→ **The problem**: From the records below, pull each line that has "search".

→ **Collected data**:
============================================================
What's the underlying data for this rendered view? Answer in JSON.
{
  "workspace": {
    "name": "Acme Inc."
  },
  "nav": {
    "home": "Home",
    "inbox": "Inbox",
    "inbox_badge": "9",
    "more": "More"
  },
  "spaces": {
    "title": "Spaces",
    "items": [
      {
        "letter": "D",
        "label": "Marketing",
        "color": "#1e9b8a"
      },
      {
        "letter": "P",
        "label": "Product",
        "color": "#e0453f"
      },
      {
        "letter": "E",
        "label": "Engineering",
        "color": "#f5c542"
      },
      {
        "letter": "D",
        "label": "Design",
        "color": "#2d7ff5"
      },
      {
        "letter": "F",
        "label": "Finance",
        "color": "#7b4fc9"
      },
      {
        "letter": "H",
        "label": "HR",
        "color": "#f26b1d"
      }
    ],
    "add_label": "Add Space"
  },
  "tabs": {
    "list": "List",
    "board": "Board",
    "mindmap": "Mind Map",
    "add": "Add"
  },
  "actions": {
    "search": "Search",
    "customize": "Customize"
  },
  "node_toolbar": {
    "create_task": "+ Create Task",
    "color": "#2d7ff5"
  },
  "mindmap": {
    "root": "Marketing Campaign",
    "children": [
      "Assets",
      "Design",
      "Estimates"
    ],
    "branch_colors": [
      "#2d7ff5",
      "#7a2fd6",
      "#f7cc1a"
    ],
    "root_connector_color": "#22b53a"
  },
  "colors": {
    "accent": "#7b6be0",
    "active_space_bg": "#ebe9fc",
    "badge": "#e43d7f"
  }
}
============================================================
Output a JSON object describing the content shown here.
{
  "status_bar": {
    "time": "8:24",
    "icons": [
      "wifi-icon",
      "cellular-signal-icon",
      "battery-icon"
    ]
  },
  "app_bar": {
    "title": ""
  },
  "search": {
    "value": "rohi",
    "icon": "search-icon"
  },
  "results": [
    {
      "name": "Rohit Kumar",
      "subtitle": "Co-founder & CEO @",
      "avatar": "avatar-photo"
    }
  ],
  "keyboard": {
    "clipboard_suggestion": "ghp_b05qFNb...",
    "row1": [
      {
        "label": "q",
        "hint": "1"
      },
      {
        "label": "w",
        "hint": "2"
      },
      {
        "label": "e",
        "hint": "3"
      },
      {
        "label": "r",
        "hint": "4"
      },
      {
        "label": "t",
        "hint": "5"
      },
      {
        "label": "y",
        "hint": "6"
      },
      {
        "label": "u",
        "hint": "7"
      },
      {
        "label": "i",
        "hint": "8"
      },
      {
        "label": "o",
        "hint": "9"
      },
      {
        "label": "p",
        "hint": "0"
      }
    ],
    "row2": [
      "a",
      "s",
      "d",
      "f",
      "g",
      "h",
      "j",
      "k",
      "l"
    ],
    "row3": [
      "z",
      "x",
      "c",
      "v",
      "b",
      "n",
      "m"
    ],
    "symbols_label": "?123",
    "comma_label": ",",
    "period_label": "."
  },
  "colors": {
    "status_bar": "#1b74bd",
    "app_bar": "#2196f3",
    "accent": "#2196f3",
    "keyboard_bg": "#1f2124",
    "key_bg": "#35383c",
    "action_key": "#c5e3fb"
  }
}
============================================================
→ **Answer below**:
    "search": "Search",
  "search": {
    "icon": "search-icon"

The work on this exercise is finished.